----- DATA RECORDS -----

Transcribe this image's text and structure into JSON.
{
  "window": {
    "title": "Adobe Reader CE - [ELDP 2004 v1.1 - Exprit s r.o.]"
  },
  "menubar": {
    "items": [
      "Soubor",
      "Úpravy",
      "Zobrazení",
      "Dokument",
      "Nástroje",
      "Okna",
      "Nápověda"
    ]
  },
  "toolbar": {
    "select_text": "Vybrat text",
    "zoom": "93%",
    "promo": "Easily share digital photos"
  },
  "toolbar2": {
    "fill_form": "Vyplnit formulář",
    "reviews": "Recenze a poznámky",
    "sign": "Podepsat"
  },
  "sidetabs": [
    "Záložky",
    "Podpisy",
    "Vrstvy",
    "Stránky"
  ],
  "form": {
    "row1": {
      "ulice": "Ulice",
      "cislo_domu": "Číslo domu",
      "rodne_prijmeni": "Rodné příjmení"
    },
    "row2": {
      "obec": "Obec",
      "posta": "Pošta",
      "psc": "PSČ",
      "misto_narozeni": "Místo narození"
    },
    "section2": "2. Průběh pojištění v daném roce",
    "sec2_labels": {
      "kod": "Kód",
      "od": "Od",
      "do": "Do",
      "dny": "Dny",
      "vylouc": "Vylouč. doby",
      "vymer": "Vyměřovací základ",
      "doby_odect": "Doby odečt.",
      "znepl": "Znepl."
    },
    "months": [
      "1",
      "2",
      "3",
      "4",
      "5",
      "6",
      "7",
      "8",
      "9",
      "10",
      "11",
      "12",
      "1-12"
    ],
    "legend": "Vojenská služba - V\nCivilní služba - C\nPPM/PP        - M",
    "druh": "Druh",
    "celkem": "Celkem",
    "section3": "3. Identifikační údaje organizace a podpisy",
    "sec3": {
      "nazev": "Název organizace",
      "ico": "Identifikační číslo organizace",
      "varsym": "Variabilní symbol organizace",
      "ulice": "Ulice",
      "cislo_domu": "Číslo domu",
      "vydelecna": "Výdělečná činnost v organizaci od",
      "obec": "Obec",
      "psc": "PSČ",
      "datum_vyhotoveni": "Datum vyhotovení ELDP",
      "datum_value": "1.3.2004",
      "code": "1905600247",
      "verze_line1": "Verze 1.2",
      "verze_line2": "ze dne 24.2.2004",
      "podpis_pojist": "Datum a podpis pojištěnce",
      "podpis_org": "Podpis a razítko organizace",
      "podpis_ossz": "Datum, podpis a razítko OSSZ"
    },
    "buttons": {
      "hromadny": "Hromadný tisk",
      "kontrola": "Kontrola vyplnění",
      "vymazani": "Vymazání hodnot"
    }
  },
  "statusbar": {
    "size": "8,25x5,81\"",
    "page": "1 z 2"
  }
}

-----

### WHAT NEEDS TO BE DONE
Every line of the listing that holds "text" should be found and copied.

### ANSWER BELOW
Transcribe this image's text and structure into JSON.
    "select_text": "Vybrat text",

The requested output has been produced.